GIVEN REQUEST:
Word for word, print each line of the listing below; pictures stay out.

== DATA LINES ==

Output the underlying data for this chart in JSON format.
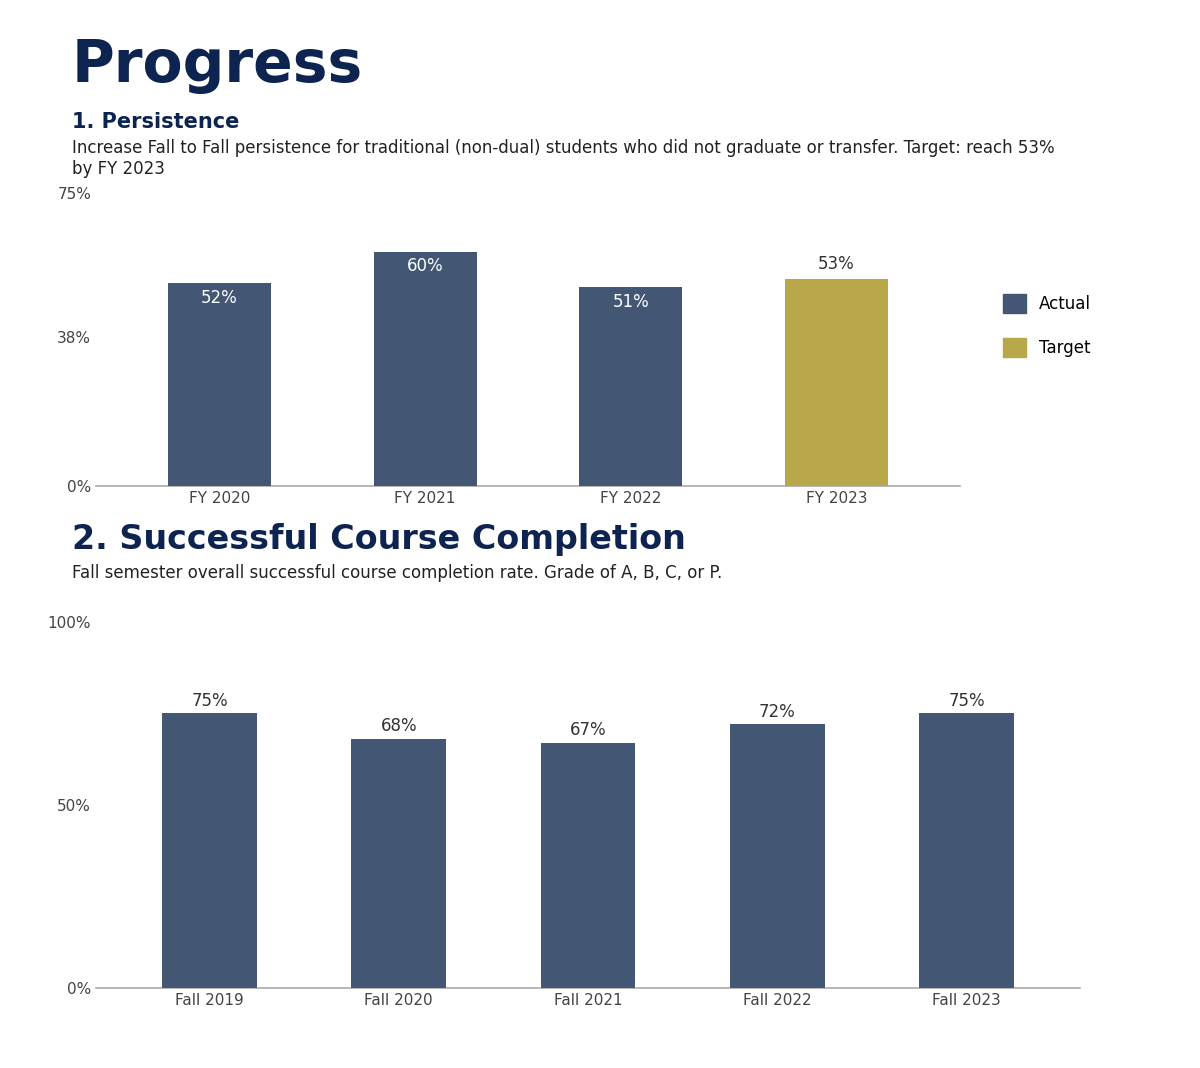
{
  "title": "Progress",
  "title_color": "#0d2350",
  "title_fontsize": 42,
  "title_fontweight": "bold",
  "section1_heading": "1. Persistence",
  "section1_heading_fontsize": 15,
  "section1_heading_fontweight": "bold",
  "section1_heading_color": "#0d2350",
  "section1_desc_normal": "Increase Fall to Fall persistence for traditional (non-dual) students who did not graduate or transfer. ",
  "section1_desc_bold": "Target",
  "section1_desc_after": ": reach 53%\nby FY 2023",
  "section1_desc_fontsize": 12,
  "section1_desc_color": "#222222",
  "chart1_categories": [
    "FY 2020",
    "FY 2021",
    "FY 2022",
    "FY 2023"
  ],
  "chart1_values": [
    52,
    60,
    51,
    53
  ],
  "chart1_colors": [
    "#435775",
    "#435775",
    "#435775",
    "#b8a84a"
  ],
  "chart1_label_colors": [
    "white",
    "white",
    "white",
    "#333333"
  ],
  "chart1_yticks": [
    0,
    38,
    75
  ],
  "chart1_ytick_labels": [
    "0%",
    "38%",
    "75%"
  ],
  "chart1_ylim": [
    0,
    82
  ],
  "chart1_actual_color": "#435775",
  "chart1_target_color": "#b8a84a",
  "section2_heading": "2. Successful Course Completion",
  "section2_heading_fontsize": 24,
  "section2_heading_fontweight": "bold",
  "section2_heading_color": "#0d2350",
  "section2_desc": "Fall semester overall successful course completion rate. Grade of A, B, C, or P.",
  "section2_desc_fontsize": 12,
  "section2_desc_color": "#222222",
  "chart2_categories": [
    "Fall 2019",
    "Fall 2020",
    "Fall 2021",
    "Fall 2022",
    "Fall 2023"
  ],
  "chart2_values": [
    75,
    68,
    67,
    72,
    75
  ],
  "chart2_colors": [
    "#435775",
    "#435775",
    "#435775",
    "#435775",
    "#435775"
  ],
  "chart2_label_colors": [
    "#333333",
    "#333333",
    "#333333",
    "#333333",
    "#333333"
  ],
  "chart2_yticks": [
    0,
    50,
    100
  ],
  "chart2_ytick_labels": [
    "0%",
    "50%",
    "100%"
  ],
  "chart2_ylim": [
    0,
    108
  ],
  "bar_width": 0.5,
  "bg_color": "#ffffff",
  "axis_color": "#aaaaaa",
  "tick_color": "#444444",
  "label_fontsize": 11,
  "value_fontsize": 12,
  "legend_actual_label": "Actual",
  "legend_target_label": "Target"
}
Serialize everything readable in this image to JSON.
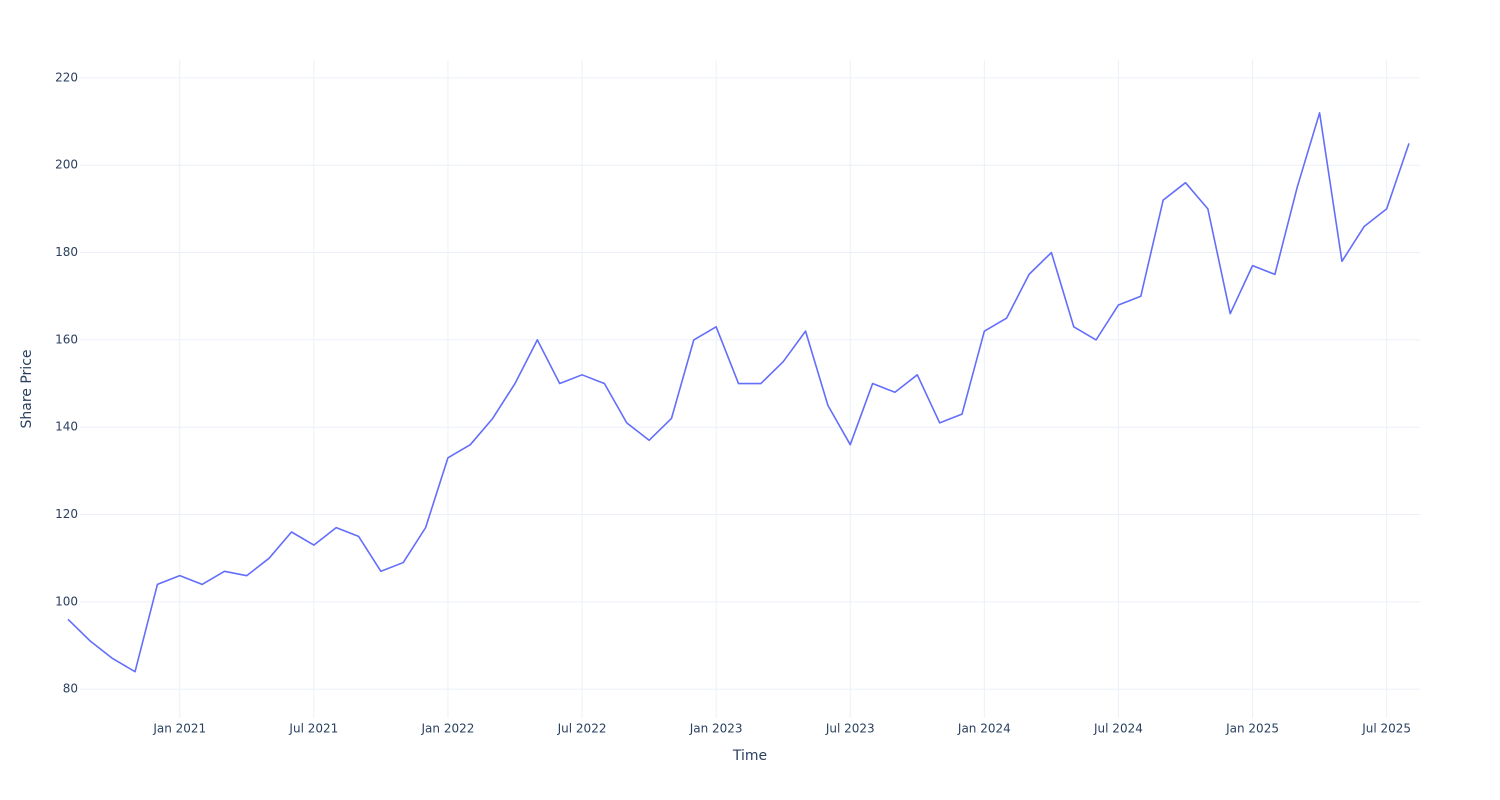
{
  "chart_data": {
    "type": "line",
    "x_label": "Time",
    "y_label": "Share Price",
    "x": [
      "2020-08",
      "2020-09",
      "2020-10",
      "2020-11",
      "2020-12",
      "2021-01",
      "2021-02",
      "2021-03",
      "2021-04",
      "2021-05",
      "2021-06",
      "2021-07",
      "2021-08",
      "2021-09",
      "2021-10",
      "2021-11",
      "2021-12",
      "2022-01",
      "2022-02",
      "2022-03",
      "2022-04",
      "2022-05",
      "2022-06",
      "2022-07",
      "2022-08",
      "2022-09",
      "2022-10",
      "2022-11",
      "2022-12",
      "2023-01",
      "2023-02",
      "2023-03",
      "2023-04",
      "2023-05",
      "2023-06",
      "2023-07",
      "2023-08",
      "2023-09",
      "2023-10",
      "2023-11",
      "2023-12",
      "2024-01",
      "2024-02",
      "2024-03",
      "2024-04",
      "2024-05",
      "2024-06",
      "2024-07",
      "2024-08",
      "2024-09",
      "2024-10",
      "2024-11",
      "2024-12",
      "2025-01",
      "2025-02",
      "2025-03",
      "2025-04",
      "2025-05",
      "2025-06",
      "2025-07",
      "2025-08"
    ],
    "series": [
      {
        "color": "#636efa",
        "values": [
          96,
          91,
          87,
          84,
          104,
          106,
          104,
          107,
          106,
          110,
          116,
          113,
          117,
          115,
          107,
          109,
          117,
          133,
          136,
          142,
          150,
          160,
          150,
          152,
          150,
          141,
          137,
          142,
          160,
          163,
          150,
          150,
          155,
          162,
          145,
          136,
          150,
          148,
          152,
          141,
          143,
          162,
          165,
          175,
          180,
          163,
          160,
          168,
          170,
          192,
          196,
          190,
          166,
          177,
          175,
          195,
          212,
          178,
          186,
          190,
          205
        ]
      }
    ],
    "xlim": [
      "2020-08",
      "2025-08"
    ],
    "xticks": [
      {
        "value": "2021-01",
        "label": "Jan 2021"
      },
      {
        "value": "2021-07",
        "label": "Jul 2021"
      },
      {
        "value": "2022-01",
        "label": "Jan 2022"
      },
      {
        "value": "2022-07",
        "label": "Jul 2022"
      },
      {
        "value": "2023-01",
        "label": "Jan 2023"
      },
      {
        "value": "2023-07",
        "label": "Jul 2023"
      },
      {
        "value": "2024-01",
        "label": "Jan 2024"
      },
      {
        "value": "2024-07",
        "label": "Jul 2024"
      },
      {
        "value": "2025-01",
        "label": "Jan 2025"
      },
      {
        "value": "2025-07",
        "label": "Jul 2025"
      }
    ],
    "ylim": [
      73.4,
      224.1
    ],
    "yticks": [
      80,
      100,
      120,
      140,
      160,
      180,
      200,
      220
    ],
    "grid": true
  }
}
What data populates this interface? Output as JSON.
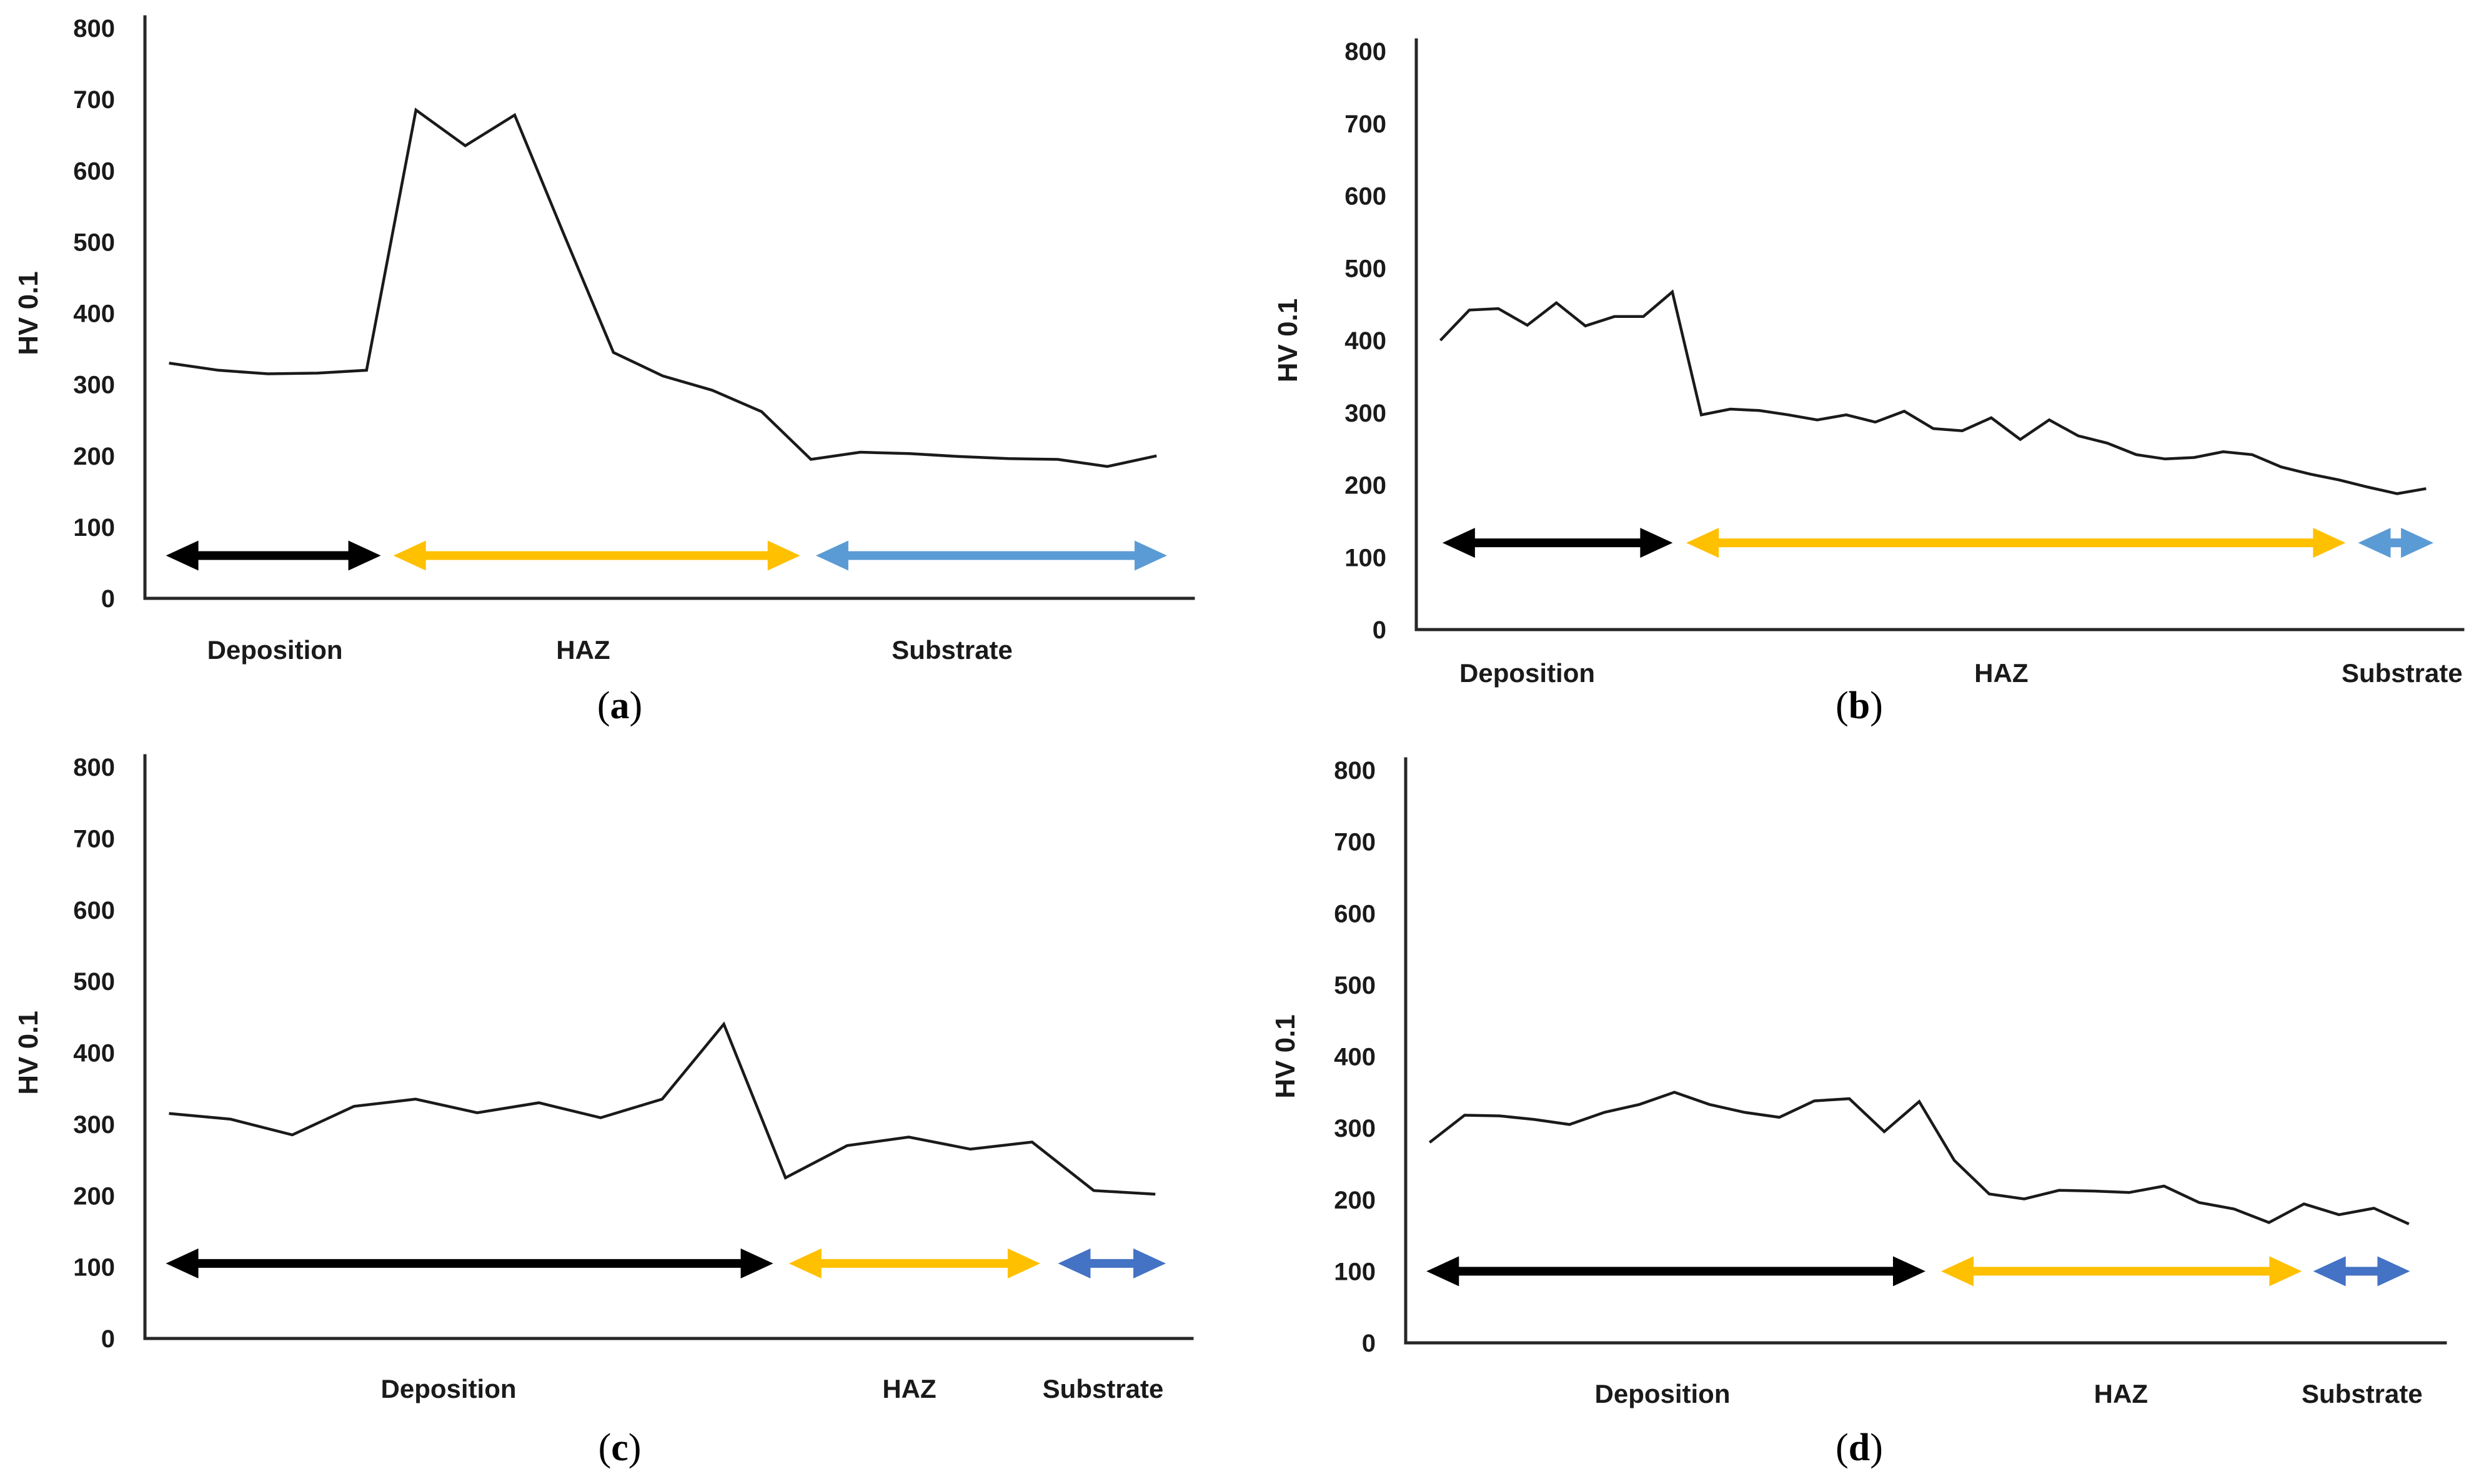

===

SOLUTION FOR THIS PROBLEM:
Output the underlying data for this chart in JSON format.
{
  "title": "Progress",
  "title_color": "#0d2350",
  "title_fontsize": 42,
  "title_fontweight": "bold",
  "section1_heading": "1. Persistence",
  "section1_heading_fontsize": 15,
  "section1_heading_fontweight": "bold",
  "section1_heading_color": "#0d2350",
  "section1_desc_normal": "Increase Fall to Fall persistence for traditional (non-dual) students who did not graduate or transfer. ",
  "section1_desc_bold": "Target",
  "section1_desc_after": ": reach 53%\nby FY 2023",
  "section1_desc_fontsize": 12,
  "section1_desc_color": "#222222",
  "chart1_categories": [
    "FY 2020",
    "FY 2021",
    "FY 2022",
    "FY 2023"
  ],
  "chart1_values": [
    52,
    60,
    51,
    53
  ],
  "chart1_colors": [
    "#435775",
    "#435775",
    "#435775",
    "#b8a84a"
  ],
  "chart1_label_colors": [
    "white",
    "white",
    "white",
    "#333333"
  ],
  "chart1_yticks": [
    0,
    38,
    75
  ],
  "chart1_ytick_labels": [
    "0%",
    "38%",
    "75%"
  ],
  "chart1_ylim": [
    0,
    82
  ],
  "chart1_actual_color": "#435775",
  "chart1_target_color": "#b8a84a",
  "section2_heading": "2. Successful Course Completion",
  "section2_heading_fontsize": 24,
  "section2_heading_fontweight": "bold",
  "section2_heading_color": "#0d2350",
  "section2_desc": "Fall semester overall successful course completion rate. Grade of A, B, C, or P.",
  "section2_desc_fontsize": 12,
  "section2_desc_color": "#222222",
  "chart2_categories": [
    "Fall 2019",
    "Fall 2020",
    "Fall 2021",
    "Fall 2022",
    "Fall 2023"
  ],
  "chart2_values": [
    75,
    68,
    67,
    72,
    75
  ],
  "chart2_colors": [
    "#435775",
    "#435775",
    "#435775",
    "#435775",
    "#435775"
  ],
  "chart2_label_colors": [
    "#333333",
    "#333333",
    "#333333",
    "#333333",
    "#333333"
  ],
  "chart2_yticks": [
    0,
    50,
    100
  ],
  "chart2_ytick_labels": [
    "0%",
    "50%",
    "100%"
  ],
  "chart2_ylim": [
    0,
    108
  ],
  "bar_width": 0.5,
  "bg_color": "#ffffff",
  "axis_color": "#aaaaaa",
  "tick_color": "#444444",
  "label_fontsize": 11,
  "value_fontsize": 12,
  "legend_actual_label": "Actual",
  "legend_target_label": "Target"
}
Serialize everything readable in this image to JSON.
{
  "chart_data": {
    "type": "line",
    "x_label": "Time",
    "y_label": "Share Price",
    "x": [
      "2020-08",
      "2020-09",
      "2020-10",
      "2020-11",
      "2020-12",
      "2021-01",
      "2021-02",
      "2021-03",
      "2021-04",
      "2021-05",
      "2021-06",
      "2021-07",
      "2021-08",
      "2021-09",
      "2021-10",
      "2021-11",
      "2021-12",
      "2022-01",
      "2022-02",
      "2022-03",
      "2022-04",
      "2022-05",
      "2022-06",
      "2022-07",
      "2022-08",
      "2022-09",
      "2022-10",
      "2022-11",
      "2022-12",
      "2023-01",
      "2023-02",
      "2023-03",
      "2023-04",
      "2023-05",
      "2023-06",
      "2023-07",
      "2023-08",
      "2023-09",
      "2023-10",
      "2023-11",
      "2023-12",
      "2024-01",
      "2024-02",
      "2024-03",
      "2024-04",
      "2024-05",
      "2024-06",
      "2024-07",
      "2024-08",
      "2024-09",
      "2024-10",
      "2024-11",
      "2024-12",
      "2025-01",
      "2025-02",
      "2025-03",
      "2025-04",
      "2025-05",
      "2025-06",
      "2025-07",
      "2025-08"
    ],
    "series": [
      {
        "color": "#636efa",
        "values": [
          96,
          91,
          87,
          84,
          104,
          106,
          104,
          107,
          106,
          110,
          116,
          113,
          117,
          115,
          107,
          109,
          117,
          133,
          136,
          142,
          150,
          160,
          150,
          152,
          150,
          141,
          137,
          142,
          160,
          163,
          150,
          150,
          155,
          162,
          145,
          136,
          150,
          148,
          152,
          141,
          143,
          162,
          165,
          175,
          180,
          163,
          160,
          168,
          170,
          192,
          196,
          190,
          166,
          177,
          175,
          195,
          212,
          178,
          186,
          190,
          205
        ]
      }
    ],
    "xlim": [
      "2020-08",
      "2025-08"
    ],
    "xticks": [
      {
        "value": "2021-01",
        "label": "Jan 2021"
      },
      {
        "value": "2021-07",
        "label": "Jul 2021"
      },
      {
        "value": "2022-01",
        "label": "Jan 2022"
      },
      {
        "value": "2022-07",
        "label": "Jul 2022"
      },
      {
        "value": "2023-01",
        "label": "Jan 2023"
      },
      {
        "value": "2023-07",
        "label": "Jul 2023"
      },
      {
        "value": "2024-01",
        "label": "Jan 2024"
      },
      {
        "value": "2024-07",
        "label": "Jul 2024"
      },
      {
        "value": "2025-01",
        "label": "Jan 2025"
      },
      {
        "value": "2025-07",
        "label": "Jul 2025"
      }
    ],
    "ylim": [
      73.4,
      224.1
    ],
    "yticks": [
      80,
      100,
      120,
      140,
      160,
      180,
      200,
      220
    ],
    "grid": true
  }
}
What data populates this interface? Output as JSON.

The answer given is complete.